Stored entries
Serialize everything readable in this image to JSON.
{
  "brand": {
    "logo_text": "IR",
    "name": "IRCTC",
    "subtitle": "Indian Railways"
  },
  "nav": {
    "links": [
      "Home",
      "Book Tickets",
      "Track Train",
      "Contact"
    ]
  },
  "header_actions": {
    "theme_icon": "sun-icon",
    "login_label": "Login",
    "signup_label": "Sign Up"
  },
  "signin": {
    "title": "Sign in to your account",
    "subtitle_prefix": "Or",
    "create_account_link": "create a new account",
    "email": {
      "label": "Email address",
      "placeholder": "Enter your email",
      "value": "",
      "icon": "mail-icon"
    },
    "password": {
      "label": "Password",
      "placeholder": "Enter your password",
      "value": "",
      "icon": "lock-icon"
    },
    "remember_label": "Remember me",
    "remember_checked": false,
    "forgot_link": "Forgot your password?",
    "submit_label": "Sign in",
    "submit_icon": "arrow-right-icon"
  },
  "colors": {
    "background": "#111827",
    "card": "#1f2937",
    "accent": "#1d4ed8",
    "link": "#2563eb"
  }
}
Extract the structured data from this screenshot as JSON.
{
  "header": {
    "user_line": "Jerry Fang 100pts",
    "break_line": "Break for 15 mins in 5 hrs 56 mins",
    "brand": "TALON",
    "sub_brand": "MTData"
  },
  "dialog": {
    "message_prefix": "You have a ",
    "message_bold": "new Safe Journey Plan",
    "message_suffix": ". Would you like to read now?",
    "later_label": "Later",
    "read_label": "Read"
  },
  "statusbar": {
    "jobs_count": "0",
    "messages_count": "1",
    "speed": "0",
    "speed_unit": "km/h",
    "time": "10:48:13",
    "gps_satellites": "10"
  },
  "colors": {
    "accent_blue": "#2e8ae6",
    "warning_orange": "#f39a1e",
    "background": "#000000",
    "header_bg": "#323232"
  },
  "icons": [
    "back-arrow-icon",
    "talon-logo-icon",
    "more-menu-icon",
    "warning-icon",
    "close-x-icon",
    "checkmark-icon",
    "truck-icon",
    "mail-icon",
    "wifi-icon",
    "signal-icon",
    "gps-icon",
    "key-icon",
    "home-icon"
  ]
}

STATED GOAL: Write out the full set of records exactly as given.

REPLY TO THE TASK:
Serialize everything readable in this image to JSON.
{
  "brand": {
    "logo_text": "IR",
    "name": "IRCTC",
    "subtitle": "Indian Railways"
  },
  "nav": {
    "links": [
      "Home",
      "Book Tickets",
      "Track Train",
      "Contact"
    ]
  },
  "header_actions": {
    "theme_icon": "sun-icon",
    "login_label": "Login",
    "signup_label": "Sign Up"
  },
  "signin": {
    "title": "Sign in to your account",
    "subtitle_prefix": "Or",
    "create_account_link": "create a new account",
    "email": {
      "label": "Email address",
      "placeholder": "Enter your email",
      "value": "",
      "icon": "mail-icon"
    },
    "password": {
      "label": "Password",
      "placeholder": "Enter your password",
      "value": "",
      "icon": "lock-icon"
    },
    "remember_label": "Remember me",
    "remember_checked": false,
    "forgot_link": "Forgot your password?",
    "submit_label": "Sign in",
    "submit_icon": "arrow-right-icon"
  },
  "colors": {
    "background": "#111827",
    "card": "#1f2937",
    "accent": "#1d4ed8",
    "link": "#2563eb"
  }
}
Extract the structured data from this screenshot as JSON.
{
  "header": {
    "user_line": "Jerry Fang 100pts",
    "break_line": "Break for 15 mins in 5 hrs 56 mins",
    "brand": "TALON",
    "sub_brand": "MTData"
  },
  "dialog": {
    "message_prefix": "You have a ",
    "message_bold": "new Safe Journey Plan",
    "message_suffix": ". Would you like to read now?",
    "later_label": "Later",
    "read_label": "Read"
  },
  "statusbar": {
    "jobs_count": "0",
    "messages_count": "1",
    "speed": "0",
    "speed_unit": "km/h",
    "time": "10:48:13",
    "gps_satellites": "10"
  },
  "colors": {
    "accent_blue": "#2e8ae6",
    "warning_orange": "#f39a1e",
    "background": "#000000",
    "header_bg": "#323232"
  },
  "icons": [
    "back-arrow-icon",
    "talon-logo-icon",
    "more-menu-icon",
    "warning-icon",
    "close-x-icon",
    "checkmark-icon",
    "truck-icon",
    "mail-icon",
    "wifi-icon",
    "signal-icon",
    "gps-icon",
    "key-icon",
    "home-icon"
  ]
}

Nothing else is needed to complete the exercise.